DATASET RECORDS:
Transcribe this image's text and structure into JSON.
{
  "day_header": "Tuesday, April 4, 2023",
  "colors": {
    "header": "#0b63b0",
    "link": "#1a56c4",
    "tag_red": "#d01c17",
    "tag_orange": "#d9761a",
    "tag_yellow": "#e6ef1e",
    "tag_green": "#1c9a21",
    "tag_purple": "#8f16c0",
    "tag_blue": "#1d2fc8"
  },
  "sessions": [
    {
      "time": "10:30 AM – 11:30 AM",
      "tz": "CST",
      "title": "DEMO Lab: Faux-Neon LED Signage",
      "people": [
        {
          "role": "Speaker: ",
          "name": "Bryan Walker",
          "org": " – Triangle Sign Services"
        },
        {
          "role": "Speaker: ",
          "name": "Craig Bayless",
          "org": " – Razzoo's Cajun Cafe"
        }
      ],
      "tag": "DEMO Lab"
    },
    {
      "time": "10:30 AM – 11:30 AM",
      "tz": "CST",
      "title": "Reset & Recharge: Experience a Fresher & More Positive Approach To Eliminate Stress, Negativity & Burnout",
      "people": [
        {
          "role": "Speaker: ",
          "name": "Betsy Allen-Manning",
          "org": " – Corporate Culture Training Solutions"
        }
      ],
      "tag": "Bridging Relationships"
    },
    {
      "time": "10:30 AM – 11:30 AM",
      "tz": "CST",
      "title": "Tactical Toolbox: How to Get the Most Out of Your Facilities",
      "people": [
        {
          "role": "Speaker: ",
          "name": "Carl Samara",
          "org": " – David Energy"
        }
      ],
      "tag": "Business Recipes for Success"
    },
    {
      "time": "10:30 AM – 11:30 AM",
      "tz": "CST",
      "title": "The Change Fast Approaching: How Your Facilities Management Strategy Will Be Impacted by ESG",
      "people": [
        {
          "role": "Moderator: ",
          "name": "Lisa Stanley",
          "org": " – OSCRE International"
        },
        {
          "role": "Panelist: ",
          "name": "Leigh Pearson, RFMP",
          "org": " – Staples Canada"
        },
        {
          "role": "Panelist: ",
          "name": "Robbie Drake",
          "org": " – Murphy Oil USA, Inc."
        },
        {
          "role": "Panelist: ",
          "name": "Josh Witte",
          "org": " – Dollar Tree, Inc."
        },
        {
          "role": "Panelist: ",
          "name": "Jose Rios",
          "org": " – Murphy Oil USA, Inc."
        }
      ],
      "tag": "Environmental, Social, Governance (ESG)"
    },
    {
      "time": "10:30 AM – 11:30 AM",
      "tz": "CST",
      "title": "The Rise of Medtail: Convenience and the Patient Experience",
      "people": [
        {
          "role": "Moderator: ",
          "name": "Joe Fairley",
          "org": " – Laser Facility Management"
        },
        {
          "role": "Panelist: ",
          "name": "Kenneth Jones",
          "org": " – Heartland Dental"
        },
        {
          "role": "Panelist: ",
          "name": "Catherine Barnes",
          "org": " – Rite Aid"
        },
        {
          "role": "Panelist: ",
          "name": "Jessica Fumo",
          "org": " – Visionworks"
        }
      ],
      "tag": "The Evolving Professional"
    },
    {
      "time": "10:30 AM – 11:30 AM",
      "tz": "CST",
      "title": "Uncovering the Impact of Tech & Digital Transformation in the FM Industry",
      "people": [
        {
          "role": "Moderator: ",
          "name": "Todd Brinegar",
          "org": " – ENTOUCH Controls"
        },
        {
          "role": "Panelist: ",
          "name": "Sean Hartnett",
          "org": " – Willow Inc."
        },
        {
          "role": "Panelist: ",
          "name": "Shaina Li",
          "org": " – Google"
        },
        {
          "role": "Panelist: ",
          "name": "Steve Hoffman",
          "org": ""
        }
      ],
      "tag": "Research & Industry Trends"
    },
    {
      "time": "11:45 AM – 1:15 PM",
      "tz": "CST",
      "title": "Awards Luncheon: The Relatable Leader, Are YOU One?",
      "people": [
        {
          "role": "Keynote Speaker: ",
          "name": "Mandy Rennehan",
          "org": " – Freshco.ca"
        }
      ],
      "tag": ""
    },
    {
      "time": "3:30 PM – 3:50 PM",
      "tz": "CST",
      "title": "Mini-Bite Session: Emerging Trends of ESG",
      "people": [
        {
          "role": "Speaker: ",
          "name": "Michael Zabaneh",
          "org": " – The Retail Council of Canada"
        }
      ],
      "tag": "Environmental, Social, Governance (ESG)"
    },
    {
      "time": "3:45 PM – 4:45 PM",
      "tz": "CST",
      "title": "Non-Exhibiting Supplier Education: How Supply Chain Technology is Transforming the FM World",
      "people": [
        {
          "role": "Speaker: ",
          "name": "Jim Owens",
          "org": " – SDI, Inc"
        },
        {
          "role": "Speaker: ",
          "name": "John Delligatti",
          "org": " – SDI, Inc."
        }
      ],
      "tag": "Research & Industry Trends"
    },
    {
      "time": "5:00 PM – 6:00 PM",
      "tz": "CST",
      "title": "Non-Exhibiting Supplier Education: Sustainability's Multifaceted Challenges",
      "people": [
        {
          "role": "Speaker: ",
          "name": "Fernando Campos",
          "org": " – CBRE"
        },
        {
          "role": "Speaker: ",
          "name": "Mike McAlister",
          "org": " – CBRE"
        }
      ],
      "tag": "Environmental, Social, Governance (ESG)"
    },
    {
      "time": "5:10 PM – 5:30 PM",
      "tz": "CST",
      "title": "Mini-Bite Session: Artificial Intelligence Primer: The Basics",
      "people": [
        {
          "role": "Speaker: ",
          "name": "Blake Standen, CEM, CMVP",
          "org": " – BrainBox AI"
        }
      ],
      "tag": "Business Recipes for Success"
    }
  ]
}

TASK GOAL: Please quote the data above in full, with no line missing.

REPLY:
Transcribe this image's text and structure into JSON.
{
  "day_header": "Tuesday, April 4, 2023",
  "colors": {
    "header": "#0b63b0",
    "link": "#1a56c4",
    "tag_red": "#d01c17",
    "tag_orange": "#d9761a",
    "tag_yellow": "#e6ef1e",
    "tag_green": "#1c9a21",
    "tag_purple": "#8f16c0",
    "tag_blue": "#1d2fc8"
  },
  "sessions": [
    {
      "time": "10:30 AM – 11:30 AM",
      "tz": "CST",
      "title": "DEMO Lab: Faux-Neon LED Signage",
      "people": [
        {
          "role": "Speaker: ",
          "name": "Bryan Walker",
          "org": " – Triangle Sign Services"
        },
        {
          "role": "Speaker: ",
          "name": "Craig Bayless",
          "org": " – Razzoo's Cajun Cafe"
        }
      ],
      "tag": "DEMO Lab"
    },
    {
      "time": "10:30 AM – 11:30 AM",
      "tz": "CST",
      "title": "Reset & Recharge: Experience a Fresher & More Positive Approach To Eliminate Stress, Negativity & Burnout",
      "people": [
        {
          "role": "Speaker: ",
          "name": "Betsy Allen-Manning",
          "org": " – Corporate Culture Training Solutions"
        }
      ],
      "tag": "Bridging Relationships"
    },
    {
      "time": "10:30 AM – 11:30 AM",
      "tz": "CST",
      "title": "Tactical Toolbox: How to Get the Most Out of Your Facilities",
      "people": [
        {
          "role": "Speaker: ",
          "name": "Carl Samara",
          "org": " – David Energy"
        }
      ],
      "tag": "Business Recipes for Success"
    },
    {
      "time": "10:30 AM – 11:30 AM",
      "tz": "CST",
      "title": "The Change Fast Approaching: How Your Facilities Management Strategy Will Be Impacted by ESG",
      "people": [
        {
          "role": "Moderator: ",
          "name": "Lisa Stanley",
          "org": " – OSCRE International"
        },
        {
          "role": "Panelist: ",
          "name": "Leigh Pearson, RFMP",
          "org": " – Staples Canada"
        },
        {
          "role": "Panelist: ",
          "name": "Robbie Drake",
          "org": " – Murphy Oil USA, Inc."
        },
        {
          "role": "Panelist: ",
          "name": "Josh Witte",
          "org": " – Dollar Tree, Inc."
        },
        {
          "role": "Panelist: ",
          "name": "Jose Rios",
          "org": " – Murphy Oil USA, Inc."
        }
      ],
      "tag": "Environmental, Social, Governance (ESG)"
    },
    {
      "time": "10:30 AM – 11:30 AM",
      "tz": "CST",
      "title": "The Rise of Medtail: Convenience and the Patient Experience",
      "people": [
        {
          "role": "Moderator: ",
          "name": "Joe Fairley",
          "org": " – Laser Facility Management"
        },
        {
          "role": "Panelist: ",
          "name": "Kenneth Jones",
          "org": " – Heartland Dental"
        },
        {
          "role": "Panelist: ",
          "name": "Catherine Barnes",
          "org": " – Rite Aid"
        },
        {
          "role": "Panelist: ",
          "name": "Jessica Fumo",
          "org": " – Visionworks"
        }
      ],
      "tag": "The Evolving Professional"
    },
    {
      "time": "10:30 AM – 11:30 AM",
      "tz": "CST",
      "title": "Uncovering the Impact of Tech & Digital Transformation in the FM Industry",
      "people": [
        {
          "role": "Moderator: ",
          "name": "Todd Brinegar",
          "org": " – ENTOUCH Controls"
        },
        {
          "role": "Panelist: ",
          "name": "Sean Hartnett",
          "org": " – Willow Inc."
        },
        {
          "role": "Panelist: ",
          "name": "Shaina Li",
          "org": " – Google"
        },
        {
          "role": "Panelist: ",
          "name": "Steve Hoffman",
          "org": ""
        }
      ],
      "tag": "Research & Industry Trends"
    },
    {
      "time": "11:45 AM – 1:15 PM",
      "tz": "CST",
      "title": "Awards Luncheon: The Relatable Leader, Are YOU One?",
      "people": [
        {
          "role": "Keynote Speaker: ",
          "name": "Mandy Rennehan",
          "org": " – Freshco.ca"
        }
      ],
      "tag": ""
    },
    {
      "time": "3:30 PM – 3:50 PM",
      "tz": "CST",
      "title": "Mini-Bite Session: Emerging Trends of ESG",
      "people": [
        {
          "role": "Speaker: ",
          "name": "Michael Zabaneh",
          "org": " – The Retail Council of Canada"
        }
      ],
      "tag": "Environmental, Social, Governance (ESG)"
    },
    {
      "time": "3:45 PM – 4:45 PM",
      "tz": "CST",
      "title": "Non-Exhibiting Supplier Education: How Supply Chain Technology is Transforming the FM World",
      "people": [
        {
          "role": "Speaker: ",
          "name": "Jim Owens",
          "org": " – SDI, Inc"
        },
        {
          "role": "Speaker: ",
          "name": "John Delligatti",
          "org": " – SDI, Inc."
        }
      ],
      "tag": "Research & Industry Trends"
    },
    {
      "time": "5:00 PM – 6:00 PM",
      "tz": "CST",
      "title": "Non-Exhibiting Supplier Education: Sustainability's Multifaceted Challenges",
      "people": [
        {
          "role": "Speaker: ",
          "name": "Fernando Campos",
          "org": " – CBRE"
        },
        {
          "role": "Speaker: ",
          "name": "Mike McAlister",
          "org": " – CBRE"
        }
      ],
      "tag": "Environmental, Social, Governance (ESG)"
    },
    {
      "time": "5:10 PM – 5:30 PM",
      "tz": "CST",
      "title": "Mini-Bite Session: Artificial Intelligence Primer: The Basics",
      "people": [
        {
          "role": "Speaker: ",
          "name": "Blake Standen, CEM, CMVP",
          "org": " – BrainBox AI"
        }
      ],
      "tag": "Business Recipes for Success"
    }
  ]
}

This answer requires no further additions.